┌──

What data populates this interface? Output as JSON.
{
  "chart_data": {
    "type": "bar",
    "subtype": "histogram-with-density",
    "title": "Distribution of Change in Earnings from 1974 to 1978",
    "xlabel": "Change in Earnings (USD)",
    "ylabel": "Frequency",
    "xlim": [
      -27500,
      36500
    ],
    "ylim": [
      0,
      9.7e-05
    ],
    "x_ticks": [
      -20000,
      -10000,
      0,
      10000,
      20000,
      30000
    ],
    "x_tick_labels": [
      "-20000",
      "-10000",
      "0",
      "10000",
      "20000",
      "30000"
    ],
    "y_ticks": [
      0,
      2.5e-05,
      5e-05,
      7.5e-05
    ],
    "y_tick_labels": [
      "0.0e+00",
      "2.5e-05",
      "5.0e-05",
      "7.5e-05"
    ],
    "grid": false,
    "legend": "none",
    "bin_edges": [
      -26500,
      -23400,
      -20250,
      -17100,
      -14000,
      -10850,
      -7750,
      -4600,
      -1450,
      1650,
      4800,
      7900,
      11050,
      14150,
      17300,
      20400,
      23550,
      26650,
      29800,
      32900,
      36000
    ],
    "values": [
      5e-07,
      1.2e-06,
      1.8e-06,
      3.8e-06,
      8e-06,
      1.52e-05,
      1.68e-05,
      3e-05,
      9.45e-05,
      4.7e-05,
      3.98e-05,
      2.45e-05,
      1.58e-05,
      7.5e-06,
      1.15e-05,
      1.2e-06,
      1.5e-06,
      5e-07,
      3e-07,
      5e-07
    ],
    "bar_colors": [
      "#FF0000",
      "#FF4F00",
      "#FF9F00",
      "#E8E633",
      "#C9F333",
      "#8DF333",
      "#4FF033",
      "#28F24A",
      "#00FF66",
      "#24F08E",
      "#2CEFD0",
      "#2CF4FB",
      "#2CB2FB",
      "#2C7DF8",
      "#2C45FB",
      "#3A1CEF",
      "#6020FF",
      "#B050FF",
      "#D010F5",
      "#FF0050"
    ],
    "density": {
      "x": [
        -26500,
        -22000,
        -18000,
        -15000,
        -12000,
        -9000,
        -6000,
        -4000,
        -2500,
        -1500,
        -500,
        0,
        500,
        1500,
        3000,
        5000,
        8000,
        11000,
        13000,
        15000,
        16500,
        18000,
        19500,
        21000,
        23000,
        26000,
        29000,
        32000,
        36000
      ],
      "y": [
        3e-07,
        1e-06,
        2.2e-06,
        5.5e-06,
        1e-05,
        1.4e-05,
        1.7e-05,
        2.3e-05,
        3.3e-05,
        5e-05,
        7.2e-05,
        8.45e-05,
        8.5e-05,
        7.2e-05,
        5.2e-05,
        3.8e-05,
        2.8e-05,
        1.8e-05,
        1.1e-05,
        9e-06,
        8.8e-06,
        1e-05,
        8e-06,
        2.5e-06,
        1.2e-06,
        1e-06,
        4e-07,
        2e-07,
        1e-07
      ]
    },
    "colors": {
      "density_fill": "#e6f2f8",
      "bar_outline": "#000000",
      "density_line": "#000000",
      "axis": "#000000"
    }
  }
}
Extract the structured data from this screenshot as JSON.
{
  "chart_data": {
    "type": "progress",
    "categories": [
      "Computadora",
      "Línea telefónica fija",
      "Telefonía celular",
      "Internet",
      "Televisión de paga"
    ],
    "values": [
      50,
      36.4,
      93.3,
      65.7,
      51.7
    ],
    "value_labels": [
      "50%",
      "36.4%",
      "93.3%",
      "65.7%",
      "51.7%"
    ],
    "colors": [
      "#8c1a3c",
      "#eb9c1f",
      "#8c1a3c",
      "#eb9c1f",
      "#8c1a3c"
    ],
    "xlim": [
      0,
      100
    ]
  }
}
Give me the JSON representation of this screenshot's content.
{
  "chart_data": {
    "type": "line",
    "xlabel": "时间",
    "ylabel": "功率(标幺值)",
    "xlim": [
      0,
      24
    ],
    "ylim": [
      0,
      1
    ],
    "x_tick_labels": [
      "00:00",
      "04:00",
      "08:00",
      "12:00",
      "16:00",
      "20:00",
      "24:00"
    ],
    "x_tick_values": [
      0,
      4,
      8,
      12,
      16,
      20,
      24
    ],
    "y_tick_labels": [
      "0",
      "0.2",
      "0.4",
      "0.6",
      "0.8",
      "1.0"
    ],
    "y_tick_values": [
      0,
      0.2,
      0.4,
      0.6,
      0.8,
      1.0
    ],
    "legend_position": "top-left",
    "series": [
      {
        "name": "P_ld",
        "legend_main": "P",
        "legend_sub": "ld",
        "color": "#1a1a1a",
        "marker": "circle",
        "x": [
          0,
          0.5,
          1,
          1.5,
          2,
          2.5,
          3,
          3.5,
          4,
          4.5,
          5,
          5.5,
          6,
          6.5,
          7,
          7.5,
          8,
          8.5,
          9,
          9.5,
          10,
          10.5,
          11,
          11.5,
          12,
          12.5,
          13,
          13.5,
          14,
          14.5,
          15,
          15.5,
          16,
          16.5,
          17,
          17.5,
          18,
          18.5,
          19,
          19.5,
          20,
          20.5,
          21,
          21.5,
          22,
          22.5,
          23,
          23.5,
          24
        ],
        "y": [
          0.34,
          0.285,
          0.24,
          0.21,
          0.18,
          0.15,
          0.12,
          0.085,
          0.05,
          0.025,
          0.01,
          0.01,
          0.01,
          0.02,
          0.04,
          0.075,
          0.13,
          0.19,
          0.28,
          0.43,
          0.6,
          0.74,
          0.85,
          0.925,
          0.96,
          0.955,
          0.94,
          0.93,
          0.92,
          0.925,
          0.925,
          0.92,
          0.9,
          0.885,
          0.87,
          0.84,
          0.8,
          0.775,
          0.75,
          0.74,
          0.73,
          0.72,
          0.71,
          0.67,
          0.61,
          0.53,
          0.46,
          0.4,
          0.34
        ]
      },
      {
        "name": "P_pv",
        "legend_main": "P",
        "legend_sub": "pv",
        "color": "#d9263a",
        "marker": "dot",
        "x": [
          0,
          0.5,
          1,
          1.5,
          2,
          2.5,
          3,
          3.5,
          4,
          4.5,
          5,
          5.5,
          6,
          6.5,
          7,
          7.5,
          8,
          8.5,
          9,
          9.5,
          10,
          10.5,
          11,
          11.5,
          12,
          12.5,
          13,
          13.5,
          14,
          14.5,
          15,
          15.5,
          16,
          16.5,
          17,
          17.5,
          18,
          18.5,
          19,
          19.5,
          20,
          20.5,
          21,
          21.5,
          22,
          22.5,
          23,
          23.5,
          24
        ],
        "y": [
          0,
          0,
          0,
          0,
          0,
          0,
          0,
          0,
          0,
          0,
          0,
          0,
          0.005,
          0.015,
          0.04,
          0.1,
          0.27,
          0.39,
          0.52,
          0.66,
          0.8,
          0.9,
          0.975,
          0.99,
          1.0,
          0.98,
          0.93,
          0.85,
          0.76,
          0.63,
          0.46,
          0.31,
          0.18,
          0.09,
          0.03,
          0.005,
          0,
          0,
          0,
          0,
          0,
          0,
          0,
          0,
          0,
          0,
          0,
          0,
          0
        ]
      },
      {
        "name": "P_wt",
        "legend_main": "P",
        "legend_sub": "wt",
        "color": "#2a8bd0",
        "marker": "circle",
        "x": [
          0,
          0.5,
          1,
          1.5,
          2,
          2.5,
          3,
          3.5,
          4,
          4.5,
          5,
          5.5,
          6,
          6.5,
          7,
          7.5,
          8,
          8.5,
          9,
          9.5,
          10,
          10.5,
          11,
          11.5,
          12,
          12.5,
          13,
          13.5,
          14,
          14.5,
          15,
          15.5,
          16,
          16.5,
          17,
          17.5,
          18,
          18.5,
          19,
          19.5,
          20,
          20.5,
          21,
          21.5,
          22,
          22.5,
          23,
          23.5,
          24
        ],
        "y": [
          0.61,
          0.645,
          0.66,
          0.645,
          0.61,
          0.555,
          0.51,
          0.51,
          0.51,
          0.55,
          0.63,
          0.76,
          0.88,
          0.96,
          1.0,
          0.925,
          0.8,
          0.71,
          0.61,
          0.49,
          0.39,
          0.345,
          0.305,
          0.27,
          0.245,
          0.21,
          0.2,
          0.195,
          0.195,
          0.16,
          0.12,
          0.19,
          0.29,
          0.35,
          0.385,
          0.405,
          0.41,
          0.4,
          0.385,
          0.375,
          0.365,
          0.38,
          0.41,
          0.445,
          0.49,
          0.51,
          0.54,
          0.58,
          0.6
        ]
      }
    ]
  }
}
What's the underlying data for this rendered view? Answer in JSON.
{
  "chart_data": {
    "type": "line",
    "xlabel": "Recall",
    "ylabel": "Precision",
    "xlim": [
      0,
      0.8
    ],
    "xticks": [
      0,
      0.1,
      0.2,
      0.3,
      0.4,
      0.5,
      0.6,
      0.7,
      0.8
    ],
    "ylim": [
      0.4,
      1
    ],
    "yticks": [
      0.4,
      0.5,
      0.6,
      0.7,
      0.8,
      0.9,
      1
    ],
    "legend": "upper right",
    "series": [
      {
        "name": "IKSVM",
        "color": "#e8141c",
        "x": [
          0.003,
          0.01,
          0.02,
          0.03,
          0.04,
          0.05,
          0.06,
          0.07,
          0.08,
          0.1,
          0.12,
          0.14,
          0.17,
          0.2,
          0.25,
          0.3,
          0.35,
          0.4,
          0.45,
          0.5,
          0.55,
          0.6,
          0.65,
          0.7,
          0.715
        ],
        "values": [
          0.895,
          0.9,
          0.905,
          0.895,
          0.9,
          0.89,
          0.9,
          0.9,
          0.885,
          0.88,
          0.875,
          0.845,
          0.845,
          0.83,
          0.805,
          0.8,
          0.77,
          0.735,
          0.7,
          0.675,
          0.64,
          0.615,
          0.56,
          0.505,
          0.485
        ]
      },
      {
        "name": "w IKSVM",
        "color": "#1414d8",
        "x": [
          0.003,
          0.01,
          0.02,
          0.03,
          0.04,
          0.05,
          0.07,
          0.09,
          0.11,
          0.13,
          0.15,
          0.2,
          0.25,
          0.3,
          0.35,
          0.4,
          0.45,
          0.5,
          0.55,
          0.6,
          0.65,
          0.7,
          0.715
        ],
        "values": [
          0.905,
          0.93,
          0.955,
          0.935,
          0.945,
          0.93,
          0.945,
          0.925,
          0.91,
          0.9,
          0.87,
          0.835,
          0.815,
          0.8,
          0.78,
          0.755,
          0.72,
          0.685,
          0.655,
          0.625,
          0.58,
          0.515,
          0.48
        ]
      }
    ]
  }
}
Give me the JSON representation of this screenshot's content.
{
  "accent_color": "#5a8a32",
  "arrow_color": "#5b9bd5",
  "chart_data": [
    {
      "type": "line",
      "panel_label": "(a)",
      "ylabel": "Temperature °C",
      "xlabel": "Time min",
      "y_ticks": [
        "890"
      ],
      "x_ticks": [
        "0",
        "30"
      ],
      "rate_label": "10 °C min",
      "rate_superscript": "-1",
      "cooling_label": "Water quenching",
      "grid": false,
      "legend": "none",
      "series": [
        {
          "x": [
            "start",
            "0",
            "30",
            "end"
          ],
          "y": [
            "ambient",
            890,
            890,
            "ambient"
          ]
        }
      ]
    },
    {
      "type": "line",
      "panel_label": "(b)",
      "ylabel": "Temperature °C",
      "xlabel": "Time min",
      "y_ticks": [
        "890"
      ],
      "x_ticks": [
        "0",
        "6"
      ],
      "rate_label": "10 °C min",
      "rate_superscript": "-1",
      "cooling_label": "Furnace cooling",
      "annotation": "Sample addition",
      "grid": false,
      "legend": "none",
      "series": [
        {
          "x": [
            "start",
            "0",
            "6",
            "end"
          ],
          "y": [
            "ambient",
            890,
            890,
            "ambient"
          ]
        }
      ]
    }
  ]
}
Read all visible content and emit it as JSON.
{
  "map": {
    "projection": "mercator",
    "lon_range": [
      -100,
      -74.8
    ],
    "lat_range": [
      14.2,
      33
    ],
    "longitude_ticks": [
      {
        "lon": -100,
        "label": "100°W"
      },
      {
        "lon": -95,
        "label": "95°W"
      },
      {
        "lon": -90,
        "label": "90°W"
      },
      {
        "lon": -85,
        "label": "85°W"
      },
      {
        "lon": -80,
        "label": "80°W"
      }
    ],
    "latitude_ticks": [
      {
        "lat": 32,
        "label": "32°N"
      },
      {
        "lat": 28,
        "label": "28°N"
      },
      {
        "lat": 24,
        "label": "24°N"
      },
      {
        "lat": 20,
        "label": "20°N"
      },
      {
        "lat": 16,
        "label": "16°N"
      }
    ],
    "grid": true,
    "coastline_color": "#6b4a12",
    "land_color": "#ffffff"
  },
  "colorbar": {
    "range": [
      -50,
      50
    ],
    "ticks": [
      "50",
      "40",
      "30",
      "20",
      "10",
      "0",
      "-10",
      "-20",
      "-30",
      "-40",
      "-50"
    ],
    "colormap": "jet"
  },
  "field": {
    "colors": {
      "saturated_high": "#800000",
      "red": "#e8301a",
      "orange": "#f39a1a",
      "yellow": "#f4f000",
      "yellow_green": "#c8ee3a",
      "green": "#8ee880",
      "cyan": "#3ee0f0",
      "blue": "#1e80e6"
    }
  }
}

└──

Stated goal: From the material above, count the lines that include "this" and give only the total.

Result: 5